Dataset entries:
####################

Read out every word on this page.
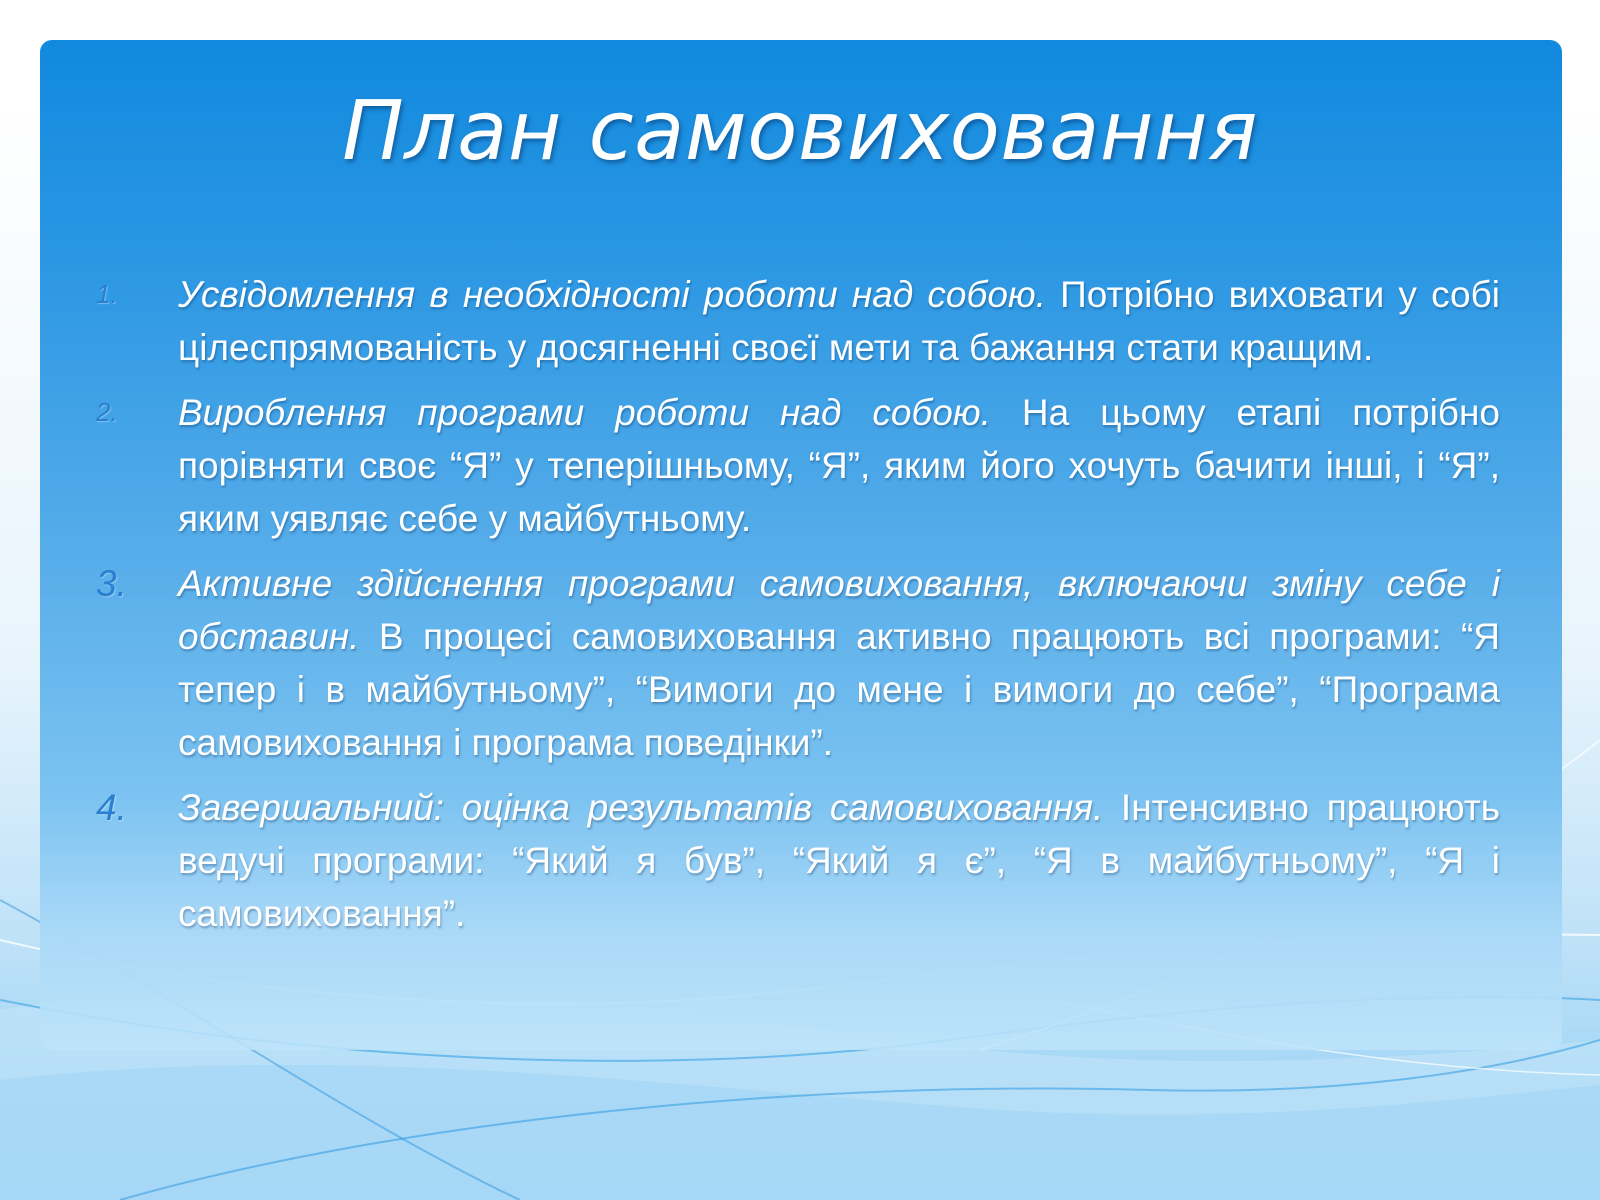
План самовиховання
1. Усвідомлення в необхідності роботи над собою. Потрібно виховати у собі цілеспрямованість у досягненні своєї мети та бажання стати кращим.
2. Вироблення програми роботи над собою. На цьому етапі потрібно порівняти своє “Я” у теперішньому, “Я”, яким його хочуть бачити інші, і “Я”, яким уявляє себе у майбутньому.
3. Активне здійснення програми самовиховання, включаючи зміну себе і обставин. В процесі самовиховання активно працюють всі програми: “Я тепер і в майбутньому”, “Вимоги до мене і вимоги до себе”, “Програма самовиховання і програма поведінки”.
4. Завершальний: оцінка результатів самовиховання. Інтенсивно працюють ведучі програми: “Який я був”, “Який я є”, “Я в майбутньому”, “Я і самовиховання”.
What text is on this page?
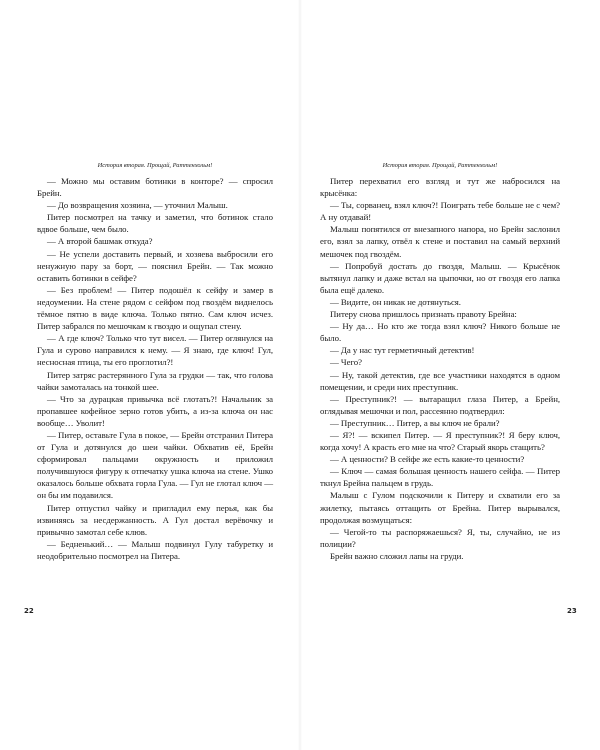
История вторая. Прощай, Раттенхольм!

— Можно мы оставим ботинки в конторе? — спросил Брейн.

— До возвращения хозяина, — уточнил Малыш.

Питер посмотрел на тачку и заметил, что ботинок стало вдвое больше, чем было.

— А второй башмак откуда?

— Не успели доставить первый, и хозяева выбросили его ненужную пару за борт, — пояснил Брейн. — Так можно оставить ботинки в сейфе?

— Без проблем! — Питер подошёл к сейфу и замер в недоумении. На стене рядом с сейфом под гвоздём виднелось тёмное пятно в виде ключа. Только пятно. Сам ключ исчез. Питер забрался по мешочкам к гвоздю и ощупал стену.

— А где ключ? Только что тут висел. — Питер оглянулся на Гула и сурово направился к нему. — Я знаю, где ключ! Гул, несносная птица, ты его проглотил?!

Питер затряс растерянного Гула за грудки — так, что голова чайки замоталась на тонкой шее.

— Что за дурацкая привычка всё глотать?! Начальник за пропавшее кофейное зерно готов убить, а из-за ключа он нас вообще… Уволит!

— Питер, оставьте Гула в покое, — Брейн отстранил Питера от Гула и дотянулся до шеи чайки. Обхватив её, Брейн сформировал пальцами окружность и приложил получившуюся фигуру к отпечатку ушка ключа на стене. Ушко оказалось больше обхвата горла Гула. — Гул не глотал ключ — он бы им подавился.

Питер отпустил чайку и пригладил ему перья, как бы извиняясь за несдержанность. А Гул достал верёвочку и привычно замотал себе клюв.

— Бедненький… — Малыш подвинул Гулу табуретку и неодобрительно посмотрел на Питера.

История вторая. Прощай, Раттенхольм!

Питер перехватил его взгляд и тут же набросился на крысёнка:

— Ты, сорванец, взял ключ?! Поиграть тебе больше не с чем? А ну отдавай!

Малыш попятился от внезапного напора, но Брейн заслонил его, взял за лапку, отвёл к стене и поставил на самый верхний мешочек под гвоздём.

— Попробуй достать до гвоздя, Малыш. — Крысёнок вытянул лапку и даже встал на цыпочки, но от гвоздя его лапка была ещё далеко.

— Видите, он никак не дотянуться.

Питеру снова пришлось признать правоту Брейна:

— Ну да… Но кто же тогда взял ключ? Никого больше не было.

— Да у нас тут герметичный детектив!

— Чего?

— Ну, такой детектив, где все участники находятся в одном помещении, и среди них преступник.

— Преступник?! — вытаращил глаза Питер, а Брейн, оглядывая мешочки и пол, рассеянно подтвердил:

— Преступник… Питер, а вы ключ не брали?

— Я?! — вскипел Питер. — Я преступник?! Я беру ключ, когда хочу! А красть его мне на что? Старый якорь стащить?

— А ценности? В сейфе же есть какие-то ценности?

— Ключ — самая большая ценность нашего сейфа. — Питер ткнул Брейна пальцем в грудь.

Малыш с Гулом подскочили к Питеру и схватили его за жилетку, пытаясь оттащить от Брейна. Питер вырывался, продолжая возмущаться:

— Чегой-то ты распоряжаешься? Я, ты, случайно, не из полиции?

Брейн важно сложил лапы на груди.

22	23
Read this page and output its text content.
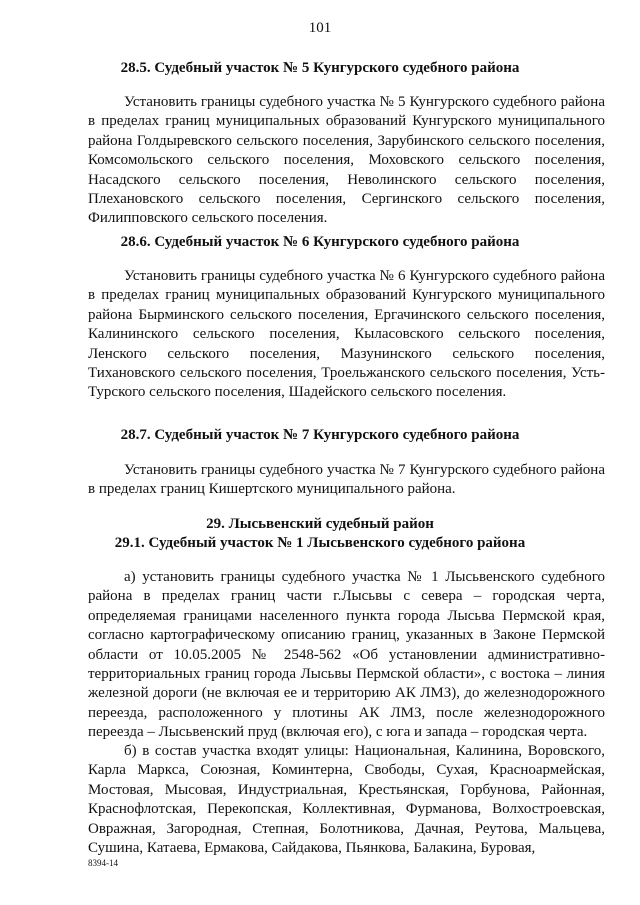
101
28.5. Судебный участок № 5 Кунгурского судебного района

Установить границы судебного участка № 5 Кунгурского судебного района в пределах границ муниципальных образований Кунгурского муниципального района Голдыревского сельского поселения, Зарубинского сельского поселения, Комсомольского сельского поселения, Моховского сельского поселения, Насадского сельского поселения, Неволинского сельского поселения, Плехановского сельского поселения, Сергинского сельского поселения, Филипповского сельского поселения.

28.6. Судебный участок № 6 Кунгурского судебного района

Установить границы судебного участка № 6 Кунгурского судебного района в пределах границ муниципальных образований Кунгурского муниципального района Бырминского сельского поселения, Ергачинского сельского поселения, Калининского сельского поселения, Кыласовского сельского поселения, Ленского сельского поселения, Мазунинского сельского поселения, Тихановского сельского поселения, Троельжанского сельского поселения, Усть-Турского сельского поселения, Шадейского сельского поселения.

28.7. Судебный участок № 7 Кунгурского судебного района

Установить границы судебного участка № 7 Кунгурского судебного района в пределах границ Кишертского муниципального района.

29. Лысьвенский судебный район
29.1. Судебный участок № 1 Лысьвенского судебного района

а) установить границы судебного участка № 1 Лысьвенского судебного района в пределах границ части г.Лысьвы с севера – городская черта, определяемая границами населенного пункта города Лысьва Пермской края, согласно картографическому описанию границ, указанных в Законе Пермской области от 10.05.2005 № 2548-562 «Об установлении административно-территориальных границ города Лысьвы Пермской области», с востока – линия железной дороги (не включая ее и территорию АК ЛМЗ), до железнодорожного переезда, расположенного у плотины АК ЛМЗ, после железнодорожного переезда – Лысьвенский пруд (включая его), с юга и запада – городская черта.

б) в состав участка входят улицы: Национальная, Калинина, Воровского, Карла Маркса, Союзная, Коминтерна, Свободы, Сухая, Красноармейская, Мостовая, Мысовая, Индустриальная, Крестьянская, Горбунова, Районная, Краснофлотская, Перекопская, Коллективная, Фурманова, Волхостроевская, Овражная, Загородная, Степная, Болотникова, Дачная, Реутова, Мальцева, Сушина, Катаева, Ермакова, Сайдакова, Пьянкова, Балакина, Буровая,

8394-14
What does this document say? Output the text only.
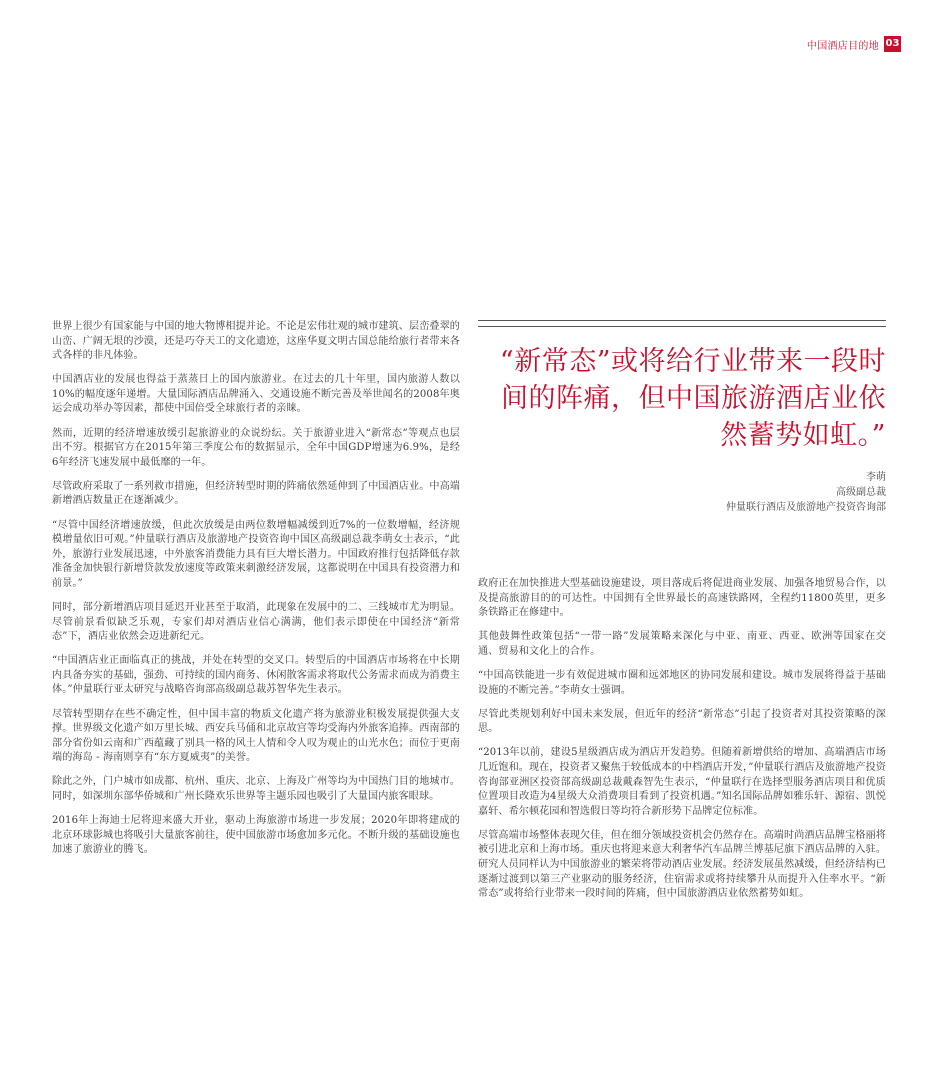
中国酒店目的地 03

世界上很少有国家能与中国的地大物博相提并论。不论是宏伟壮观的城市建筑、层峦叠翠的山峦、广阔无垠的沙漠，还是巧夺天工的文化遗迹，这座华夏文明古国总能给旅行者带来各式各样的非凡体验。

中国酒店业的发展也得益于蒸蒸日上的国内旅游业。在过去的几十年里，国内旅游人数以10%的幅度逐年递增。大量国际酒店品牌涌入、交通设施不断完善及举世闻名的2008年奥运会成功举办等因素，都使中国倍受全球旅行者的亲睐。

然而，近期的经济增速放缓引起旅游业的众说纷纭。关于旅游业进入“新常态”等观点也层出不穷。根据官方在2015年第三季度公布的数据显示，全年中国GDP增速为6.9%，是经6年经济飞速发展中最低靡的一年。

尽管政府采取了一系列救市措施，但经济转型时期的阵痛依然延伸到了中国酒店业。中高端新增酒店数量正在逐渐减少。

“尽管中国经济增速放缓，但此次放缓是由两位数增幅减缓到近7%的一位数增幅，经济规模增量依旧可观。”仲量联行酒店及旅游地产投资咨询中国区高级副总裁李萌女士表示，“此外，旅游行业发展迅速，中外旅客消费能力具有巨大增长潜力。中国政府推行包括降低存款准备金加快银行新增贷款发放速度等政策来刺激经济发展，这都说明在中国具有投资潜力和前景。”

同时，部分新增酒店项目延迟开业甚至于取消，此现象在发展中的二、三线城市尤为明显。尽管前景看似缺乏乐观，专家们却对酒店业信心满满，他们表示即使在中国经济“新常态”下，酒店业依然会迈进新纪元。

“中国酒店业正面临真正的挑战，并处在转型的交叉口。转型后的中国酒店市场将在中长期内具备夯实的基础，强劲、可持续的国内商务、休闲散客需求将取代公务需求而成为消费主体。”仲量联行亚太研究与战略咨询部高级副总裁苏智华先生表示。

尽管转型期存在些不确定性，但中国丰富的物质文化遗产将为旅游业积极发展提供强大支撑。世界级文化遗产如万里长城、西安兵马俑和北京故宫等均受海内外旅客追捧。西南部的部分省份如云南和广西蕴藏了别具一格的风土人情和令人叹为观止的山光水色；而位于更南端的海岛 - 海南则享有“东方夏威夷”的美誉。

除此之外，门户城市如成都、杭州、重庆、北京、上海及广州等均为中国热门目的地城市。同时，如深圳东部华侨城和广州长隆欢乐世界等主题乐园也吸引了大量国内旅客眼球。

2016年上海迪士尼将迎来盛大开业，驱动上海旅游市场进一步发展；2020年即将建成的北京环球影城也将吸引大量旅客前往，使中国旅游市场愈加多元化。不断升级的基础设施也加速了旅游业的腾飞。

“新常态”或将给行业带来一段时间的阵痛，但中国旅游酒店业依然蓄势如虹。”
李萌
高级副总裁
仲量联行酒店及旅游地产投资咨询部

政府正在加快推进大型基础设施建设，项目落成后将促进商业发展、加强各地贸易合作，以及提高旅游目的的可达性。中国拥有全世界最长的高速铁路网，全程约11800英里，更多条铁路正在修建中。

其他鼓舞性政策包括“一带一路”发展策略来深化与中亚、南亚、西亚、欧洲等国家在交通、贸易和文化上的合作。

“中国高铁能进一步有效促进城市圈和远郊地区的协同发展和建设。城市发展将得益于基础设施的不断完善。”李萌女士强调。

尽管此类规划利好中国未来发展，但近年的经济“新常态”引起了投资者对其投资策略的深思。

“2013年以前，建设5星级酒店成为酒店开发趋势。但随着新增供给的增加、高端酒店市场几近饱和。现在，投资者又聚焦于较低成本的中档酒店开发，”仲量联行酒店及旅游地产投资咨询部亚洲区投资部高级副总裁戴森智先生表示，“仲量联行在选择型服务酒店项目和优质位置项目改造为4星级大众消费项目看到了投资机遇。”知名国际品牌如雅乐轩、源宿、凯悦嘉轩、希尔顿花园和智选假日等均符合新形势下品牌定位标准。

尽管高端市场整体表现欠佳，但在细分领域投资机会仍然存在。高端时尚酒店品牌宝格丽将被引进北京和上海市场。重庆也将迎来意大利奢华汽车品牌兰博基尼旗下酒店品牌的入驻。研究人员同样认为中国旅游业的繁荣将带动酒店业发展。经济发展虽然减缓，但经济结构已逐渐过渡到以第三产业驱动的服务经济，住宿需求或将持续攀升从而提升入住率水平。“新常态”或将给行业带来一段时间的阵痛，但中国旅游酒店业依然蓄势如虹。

####################

Copy every line of the listing that includes the string "Только".

— Без проблем! — Питер подошёл к сейфу и замер в недоумении. На стене рядом с сейфом под гвоздём виднелось тёмное пятно в виде ключа. Только пятно. Сам ключ исчез. Питер забрался по мешочкам к гвоздю и ощупал стену.
— А где ключ? Только что тут висел. — Питер оглянулся на Гула и сурово направился к нему. — Я знаю, где ключ! Гул, несносная птица, ты его проглотил?!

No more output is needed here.